BEGIN

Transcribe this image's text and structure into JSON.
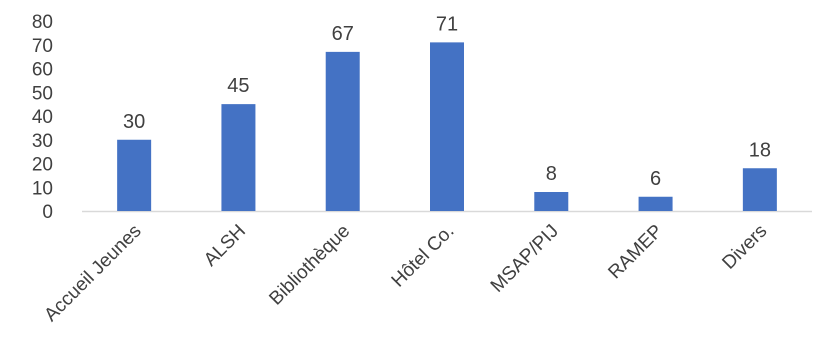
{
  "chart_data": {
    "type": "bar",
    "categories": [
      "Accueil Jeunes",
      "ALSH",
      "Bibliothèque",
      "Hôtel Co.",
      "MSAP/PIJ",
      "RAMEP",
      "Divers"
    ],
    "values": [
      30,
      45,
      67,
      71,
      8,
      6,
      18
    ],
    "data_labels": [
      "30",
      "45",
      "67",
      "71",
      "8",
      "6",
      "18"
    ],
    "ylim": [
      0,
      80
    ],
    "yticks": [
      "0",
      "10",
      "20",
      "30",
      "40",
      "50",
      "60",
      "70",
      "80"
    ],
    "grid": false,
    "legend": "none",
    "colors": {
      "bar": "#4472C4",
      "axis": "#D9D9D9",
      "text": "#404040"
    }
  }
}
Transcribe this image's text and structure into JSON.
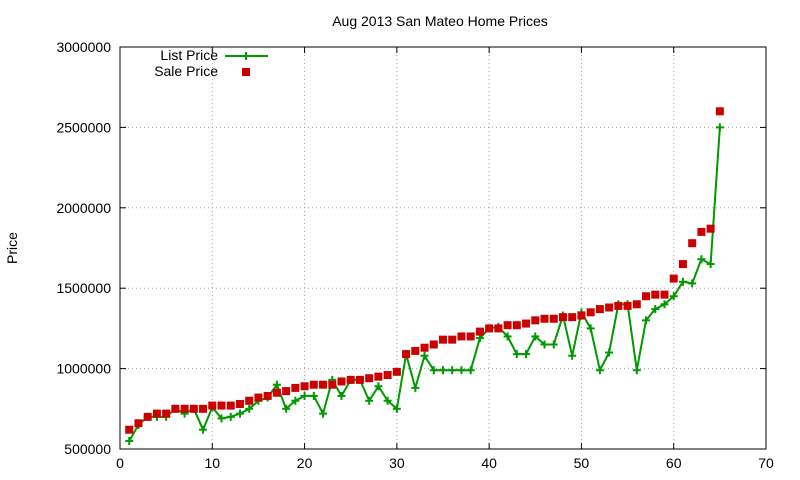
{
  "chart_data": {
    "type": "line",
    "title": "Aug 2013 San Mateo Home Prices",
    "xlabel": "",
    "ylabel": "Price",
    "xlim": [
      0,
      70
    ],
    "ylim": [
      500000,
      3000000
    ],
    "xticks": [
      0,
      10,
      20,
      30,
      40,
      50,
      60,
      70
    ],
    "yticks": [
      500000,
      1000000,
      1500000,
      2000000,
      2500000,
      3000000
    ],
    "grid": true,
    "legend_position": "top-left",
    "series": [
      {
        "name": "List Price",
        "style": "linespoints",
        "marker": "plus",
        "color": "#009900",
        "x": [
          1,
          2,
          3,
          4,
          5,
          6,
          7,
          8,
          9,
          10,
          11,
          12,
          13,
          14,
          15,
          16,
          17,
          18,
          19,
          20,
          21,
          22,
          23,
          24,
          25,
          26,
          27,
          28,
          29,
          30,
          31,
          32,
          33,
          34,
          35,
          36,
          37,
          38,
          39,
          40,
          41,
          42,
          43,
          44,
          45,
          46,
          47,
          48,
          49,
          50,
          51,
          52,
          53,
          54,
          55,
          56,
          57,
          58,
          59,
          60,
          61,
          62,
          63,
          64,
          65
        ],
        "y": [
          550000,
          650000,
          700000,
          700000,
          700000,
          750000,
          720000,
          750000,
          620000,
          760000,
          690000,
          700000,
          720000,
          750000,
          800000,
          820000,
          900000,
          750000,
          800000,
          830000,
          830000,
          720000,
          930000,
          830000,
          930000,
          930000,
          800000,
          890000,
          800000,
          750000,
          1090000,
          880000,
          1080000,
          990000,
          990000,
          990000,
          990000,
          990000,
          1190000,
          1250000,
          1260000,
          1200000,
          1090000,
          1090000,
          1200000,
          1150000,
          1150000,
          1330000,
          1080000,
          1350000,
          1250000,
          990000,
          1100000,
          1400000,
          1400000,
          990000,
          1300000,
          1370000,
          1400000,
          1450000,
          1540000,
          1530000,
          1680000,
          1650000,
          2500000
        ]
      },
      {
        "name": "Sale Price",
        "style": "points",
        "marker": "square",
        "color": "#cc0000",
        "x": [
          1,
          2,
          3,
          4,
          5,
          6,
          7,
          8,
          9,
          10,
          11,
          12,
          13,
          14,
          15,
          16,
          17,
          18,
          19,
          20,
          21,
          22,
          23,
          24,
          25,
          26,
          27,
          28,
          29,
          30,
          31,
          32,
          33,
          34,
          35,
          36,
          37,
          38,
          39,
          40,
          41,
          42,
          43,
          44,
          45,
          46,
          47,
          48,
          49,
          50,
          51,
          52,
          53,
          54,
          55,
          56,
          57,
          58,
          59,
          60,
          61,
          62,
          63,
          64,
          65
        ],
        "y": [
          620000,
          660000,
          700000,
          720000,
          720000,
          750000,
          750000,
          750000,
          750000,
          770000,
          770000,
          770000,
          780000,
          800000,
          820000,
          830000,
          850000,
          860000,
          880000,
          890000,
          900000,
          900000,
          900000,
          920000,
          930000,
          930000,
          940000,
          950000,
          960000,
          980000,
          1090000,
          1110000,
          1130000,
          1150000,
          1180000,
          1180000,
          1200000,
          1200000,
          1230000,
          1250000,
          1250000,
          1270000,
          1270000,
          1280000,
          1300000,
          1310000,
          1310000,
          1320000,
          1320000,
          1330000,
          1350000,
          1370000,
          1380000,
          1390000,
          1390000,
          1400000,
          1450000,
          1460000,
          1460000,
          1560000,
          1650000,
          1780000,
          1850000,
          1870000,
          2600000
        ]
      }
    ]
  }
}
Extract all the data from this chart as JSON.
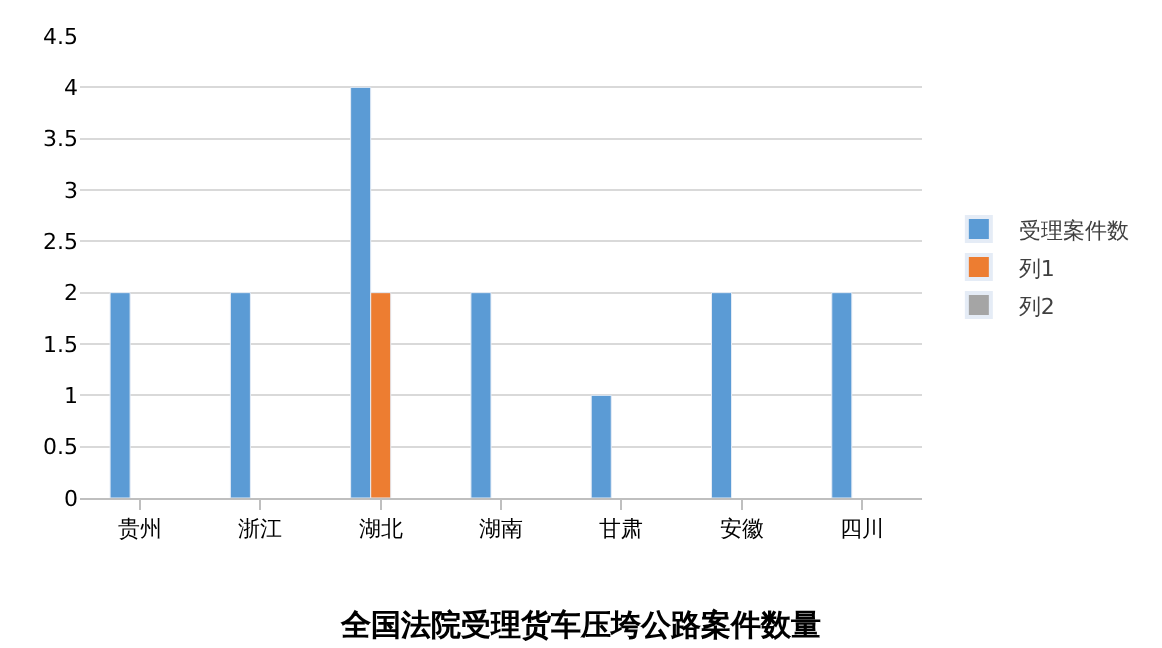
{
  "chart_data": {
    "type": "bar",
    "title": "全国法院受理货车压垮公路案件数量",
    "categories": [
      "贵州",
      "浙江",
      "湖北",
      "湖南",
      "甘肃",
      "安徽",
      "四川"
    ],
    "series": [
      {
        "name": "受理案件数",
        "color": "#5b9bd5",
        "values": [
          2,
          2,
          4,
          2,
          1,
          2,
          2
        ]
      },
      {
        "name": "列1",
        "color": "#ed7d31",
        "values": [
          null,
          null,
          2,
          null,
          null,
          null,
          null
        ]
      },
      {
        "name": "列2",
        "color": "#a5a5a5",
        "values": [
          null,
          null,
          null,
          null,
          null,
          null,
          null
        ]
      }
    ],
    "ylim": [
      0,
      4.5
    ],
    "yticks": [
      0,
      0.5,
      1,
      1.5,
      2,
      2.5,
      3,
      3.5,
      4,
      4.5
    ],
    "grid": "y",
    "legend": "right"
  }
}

END

- Given instruction: Pictures aside, set down the lines from the one containing "Extract all the data from this chart as JSON." through the end of the records above, exactly and only those.

- Complete output:
Extract all the data from this chart as JSON.
{
  "chart_data": {
    "type": "bar",
    "title": "全国法院受理货车压垮公路案件数量",
    "categories": [
      "贵州",
      "浙江",
      "湖北",
      "湖南",
      "甘肃",
      "安徽",
      "四川"
    ],
    "series": [
      {
        "name": "受理案件数",
        "color": "#5b9bd5",
        "values": [
          2,
          2,
          4,
          2,
          1,
          2,
          2
        ]
      },
      {
        "name": "列1",
        "color": "#ed7d31",
        "values": [
          null,
          null,
          2,
          null,
          null,
          null,
          null
        ]
      },
      {
        "name": "列2",
        "color": "#a5a5a5",
        "values": [
          null,
          null,
          null,
          null,
          null,
          null,
          null
        ]
      }
    ],
    "ylim": [
      0,
      4.5
    ],
    "yticks": [
      0,
      0.5,
      1,
      1.5,
      2,
      2.5,
      3,
      3.5,
      4,
      4.5
    ],
    "grid": "y",
    "legend": "right"
  }
}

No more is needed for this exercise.